» **Problem requirements**: Every entry below should be transcribed exactly; pictures stay out of the copy.

» **Task inputs**:
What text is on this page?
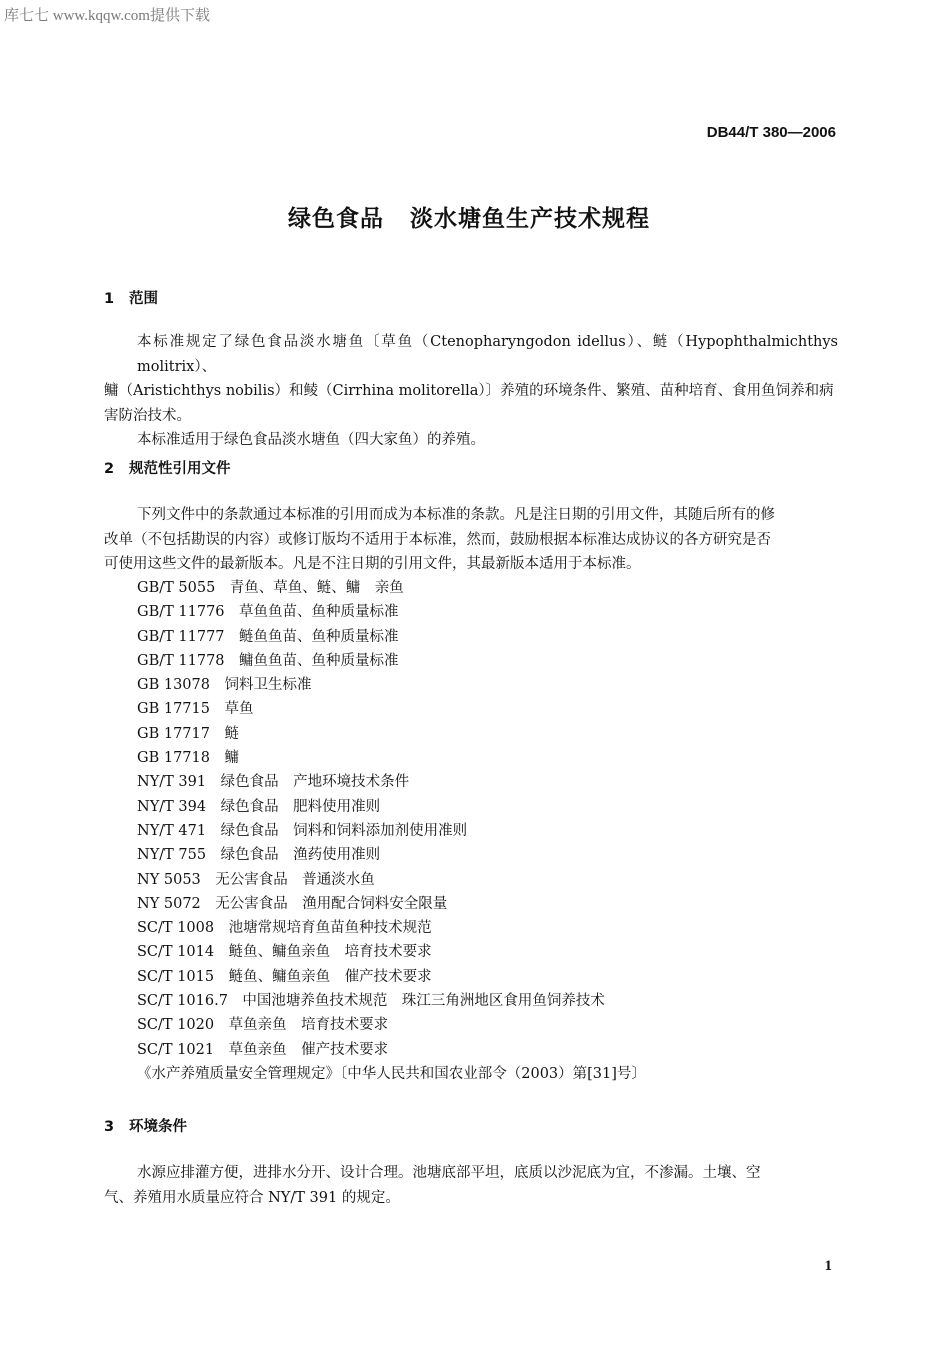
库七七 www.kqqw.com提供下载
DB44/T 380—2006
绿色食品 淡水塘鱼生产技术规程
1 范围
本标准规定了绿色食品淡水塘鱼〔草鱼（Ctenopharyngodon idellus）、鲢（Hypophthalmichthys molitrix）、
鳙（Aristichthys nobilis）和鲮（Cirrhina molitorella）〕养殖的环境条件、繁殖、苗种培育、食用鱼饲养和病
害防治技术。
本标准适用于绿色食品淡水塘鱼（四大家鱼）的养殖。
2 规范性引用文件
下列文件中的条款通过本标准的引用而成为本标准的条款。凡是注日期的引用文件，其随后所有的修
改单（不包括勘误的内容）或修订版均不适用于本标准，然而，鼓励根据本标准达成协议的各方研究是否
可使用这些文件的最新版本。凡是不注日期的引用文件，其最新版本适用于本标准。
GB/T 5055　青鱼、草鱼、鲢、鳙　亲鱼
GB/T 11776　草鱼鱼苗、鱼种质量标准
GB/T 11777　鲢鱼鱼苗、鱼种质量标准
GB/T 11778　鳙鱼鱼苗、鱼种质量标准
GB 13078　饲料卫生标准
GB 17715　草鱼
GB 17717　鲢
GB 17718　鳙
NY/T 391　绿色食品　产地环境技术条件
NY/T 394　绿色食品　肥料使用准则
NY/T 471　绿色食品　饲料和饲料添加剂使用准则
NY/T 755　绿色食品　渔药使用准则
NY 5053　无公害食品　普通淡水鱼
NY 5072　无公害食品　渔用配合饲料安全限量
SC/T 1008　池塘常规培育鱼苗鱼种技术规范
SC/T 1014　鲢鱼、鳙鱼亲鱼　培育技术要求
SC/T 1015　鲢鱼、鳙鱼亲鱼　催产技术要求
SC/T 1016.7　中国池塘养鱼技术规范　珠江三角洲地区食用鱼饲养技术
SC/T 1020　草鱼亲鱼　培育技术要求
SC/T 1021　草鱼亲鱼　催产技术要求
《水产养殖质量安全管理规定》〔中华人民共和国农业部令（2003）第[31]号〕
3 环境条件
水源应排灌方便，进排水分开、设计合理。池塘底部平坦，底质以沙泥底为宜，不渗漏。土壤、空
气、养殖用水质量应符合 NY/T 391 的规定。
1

» **The answer**:
What text is on this page?
库七七 www.kqqw.com提供下载
DB44/T 380—2006
绿色食品 淡水塘鱼生产技术规程
1 范围
本标准规定了绿色食品淡水塘鱼〔草鱼（Ctenopharyngodon idellus）、鲢（Hypophthalmichthys molitrix）、
鳙（Aristichthys nobilis）和鲮（Cirrhina molitorella）〕养殖的环境条件、繁殖、苗种培育、食用鱼饲养和病
害防治技术。
本标准适用于绿色食品淡水塘鱼（四大家鱼）的养殖。
2 规范性引用文件
下列文件中的条款通过本标准的引用而成为本标准的条款。凡是注日期的引用文件，其随后所有的修
改单（不包括勘误的内容）或修订版均不适用于本标准，然而，鼓励根据本标准达成协议的各方研究是否
可使用这些文件的最新版本。凡是不注日期的引用文件，其最新版本适用于本标准。
GB/T 5055　青鱼、草鱼、鲢、鳙　亲鱼
GB/T 11776　草鱼鱼苗、鱼种质量标准
GB/T 11777　鲢鱼鱼苗、鱼种质量标准
GB/T 11778　鳙鱼鱼苗、鱼种质量标准
GB 13078　饲料卫生标准
GB 17715　草鱼
GB 17717　鲢
GB 17718　鳙
NY/T 391　绿色食品　产地环境技术条件
NY/T 394　绿色食品　肥料使用准则
NY/T 471　绿色食品　饲料和饲料添加剂使用准则
NY/T 755　绿色食品　渔药使用准则
NY 5053　无公害食品　普通淡水鱼
NY 5072　无公害食品　渔用配合饲料安全限量
SC/T 1008　池塘常规培育鱼苗鱼种技术规范
SC/T 1014　鲢鱼、鳙鱼亲鱼　培育技术要求
SC/T 1015　鲢鱼、鳙鱼亲鱼　催产技术要求
SC/T 1016.7　中国池塘养鱼技术规范　珠江三角洲地区食用鱼饲养技术
SC/T 1020　草鱼亲鱼　培育技术要求
SC/T 1021　草鱼亲鱼　催产技术要求
《水产养殖质量安全管理规定》〔中华人民共和国农业部令（2003）第[31]号〕
3 环境条件
水源应排灌方便，进排水分开、设计合理。池塘底部平坦，底质以沙泥底为宜，不渗漏。土壤、空
气、养殖用水质量应符合 NY/T 391 的规定。
1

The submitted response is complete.